**GIVEN DATA:**
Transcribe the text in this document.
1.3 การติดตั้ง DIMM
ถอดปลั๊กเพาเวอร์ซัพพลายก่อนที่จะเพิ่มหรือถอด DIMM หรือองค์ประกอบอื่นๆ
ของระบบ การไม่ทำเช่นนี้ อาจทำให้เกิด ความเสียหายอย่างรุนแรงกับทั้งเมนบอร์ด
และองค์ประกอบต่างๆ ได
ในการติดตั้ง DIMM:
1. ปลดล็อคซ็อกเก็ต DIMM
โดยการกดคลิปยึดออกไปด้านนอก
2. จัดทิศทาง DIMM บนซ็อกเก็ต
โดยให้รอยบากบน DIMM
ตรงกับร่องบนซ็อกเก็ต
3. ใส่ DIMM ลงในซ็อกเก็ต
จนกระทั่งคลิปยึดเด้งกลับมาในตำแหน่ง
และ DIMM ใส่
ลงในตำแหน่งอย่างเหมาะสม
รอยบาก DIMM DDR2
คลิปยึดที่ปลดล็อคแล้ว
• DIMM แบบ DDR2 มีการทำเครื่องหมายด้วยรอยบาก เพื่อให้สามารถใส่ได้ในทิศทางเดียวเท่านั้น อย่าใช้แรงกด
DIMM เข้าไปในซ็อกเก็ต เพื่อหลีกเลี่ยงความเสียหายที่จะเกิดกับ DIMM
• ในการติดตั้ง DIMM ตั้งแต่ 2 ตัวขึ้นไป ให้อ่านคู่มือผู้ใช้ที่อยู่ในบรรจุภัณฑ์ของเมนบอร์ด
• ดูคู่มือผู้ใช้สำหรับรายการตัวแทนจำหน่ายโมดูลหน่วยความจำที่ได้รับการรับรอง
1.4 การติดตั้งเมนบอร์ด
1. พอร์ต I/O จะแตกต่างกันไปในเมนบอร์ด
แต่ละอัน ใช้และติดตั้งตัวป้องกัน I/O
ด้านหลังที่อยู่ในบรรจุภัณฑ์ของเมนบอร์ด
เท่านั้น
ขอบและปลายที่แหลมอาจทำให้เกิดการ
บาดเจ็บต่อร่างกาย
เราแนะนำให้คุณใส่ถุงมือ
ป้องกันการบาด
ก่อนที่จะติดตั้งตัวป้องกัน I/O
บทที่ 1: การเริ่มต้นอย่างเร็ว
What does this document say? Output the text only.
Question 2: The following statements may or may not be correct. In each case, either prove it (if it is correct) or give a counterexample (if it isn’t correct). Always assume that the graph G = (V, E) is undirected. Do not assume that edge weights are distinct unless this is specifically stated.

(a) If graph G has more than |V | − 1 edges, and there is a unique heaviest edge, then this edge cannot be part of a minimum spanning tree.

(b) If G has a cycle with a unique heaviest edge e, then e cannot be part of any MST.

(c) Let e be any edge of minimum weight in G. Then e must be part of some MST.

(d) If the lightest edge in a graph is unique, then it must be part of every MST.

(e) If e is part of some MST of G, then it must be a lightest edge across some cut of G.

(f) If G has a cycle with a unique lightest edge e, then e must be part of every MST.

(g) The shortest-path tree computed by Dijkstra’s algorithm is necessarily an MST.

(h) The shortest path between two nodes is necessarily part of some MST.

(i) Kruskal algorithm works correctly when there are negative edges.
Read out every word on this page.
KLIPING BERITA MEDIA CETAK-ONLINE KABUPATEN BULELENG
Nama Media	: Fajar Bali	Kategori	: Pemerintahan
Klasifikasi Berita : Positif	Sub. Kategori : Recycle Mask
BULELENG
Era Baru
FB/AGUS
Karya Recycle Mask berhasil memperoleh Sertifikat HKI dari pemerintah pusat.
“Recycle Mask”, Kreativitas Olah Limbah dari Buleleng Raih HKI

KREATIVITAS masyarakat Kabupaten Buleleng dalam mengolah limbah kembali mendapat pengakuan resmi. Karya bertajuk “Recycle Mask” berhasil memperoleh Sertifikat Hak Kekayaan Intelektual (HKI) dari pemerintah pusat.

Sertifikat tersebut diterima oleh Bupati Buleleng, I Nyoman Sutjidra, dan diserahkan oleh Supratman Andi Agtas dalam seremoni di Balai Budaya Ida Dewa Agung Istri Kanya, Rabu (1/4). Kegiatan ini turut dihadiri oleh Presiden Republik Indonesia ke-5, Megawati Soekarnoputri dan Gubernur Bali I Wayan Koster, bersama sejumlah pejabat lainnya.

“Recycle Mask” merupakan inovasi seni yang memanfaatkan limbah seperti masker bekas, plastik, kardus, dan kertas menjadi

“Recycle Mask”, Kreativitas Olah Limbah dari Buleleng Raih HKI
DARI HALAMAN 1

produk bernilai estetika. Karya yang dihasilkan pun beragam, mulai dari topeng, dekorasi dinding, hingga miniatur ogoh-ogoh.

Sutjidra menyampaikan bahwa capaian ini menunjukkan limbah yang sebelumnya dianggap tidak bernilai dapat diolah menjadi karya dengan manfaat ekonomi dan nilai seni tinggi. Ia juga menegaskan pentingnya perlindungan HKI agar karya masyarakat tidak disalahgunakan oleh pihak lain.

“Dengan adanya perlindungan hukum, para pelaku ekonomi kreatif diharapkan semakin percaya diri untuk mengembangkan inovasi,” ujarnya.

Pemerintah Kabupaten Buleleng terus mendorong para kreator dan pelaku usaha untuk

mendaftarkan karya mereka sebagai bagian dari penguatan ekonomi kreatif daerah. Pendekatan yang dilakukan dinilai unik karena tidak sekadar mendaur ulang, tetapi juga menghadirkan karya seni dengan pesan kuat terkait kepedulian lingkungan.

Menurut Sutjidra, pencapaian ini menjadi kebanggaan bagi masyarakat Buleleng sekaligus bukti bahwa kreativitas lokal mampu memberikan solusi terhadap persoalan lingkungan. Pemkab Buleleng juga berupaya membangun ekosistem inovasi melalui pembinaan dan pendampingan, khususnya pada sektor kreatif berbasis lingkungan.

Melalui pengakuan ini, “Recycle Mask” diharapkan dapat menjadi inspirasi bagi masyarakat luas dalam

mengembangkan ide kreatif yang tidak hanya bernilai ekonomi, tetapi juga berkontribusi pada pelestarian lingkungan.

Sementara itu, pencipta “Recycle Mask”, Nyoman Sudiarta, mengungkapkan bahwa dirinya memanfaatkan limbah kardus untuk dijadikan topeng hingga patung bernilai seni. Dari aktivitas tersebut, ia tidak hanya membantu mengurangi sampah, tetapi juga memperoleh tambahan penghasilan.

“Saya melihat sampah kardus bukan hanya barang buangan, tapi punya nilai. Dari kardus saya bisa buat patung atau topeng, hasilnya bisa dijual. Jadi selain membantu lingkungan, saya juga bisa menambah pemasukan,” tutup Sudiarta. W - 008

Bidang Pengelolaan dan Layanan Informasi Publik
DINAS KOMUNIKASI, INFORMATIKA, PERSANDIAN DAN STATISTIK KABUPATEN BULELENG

**AIM OF THE EXERCISE:** Determine the number of lines where the string "ในบรรจ" occurs, and give that number only.

**FINAL ANSWER:** 2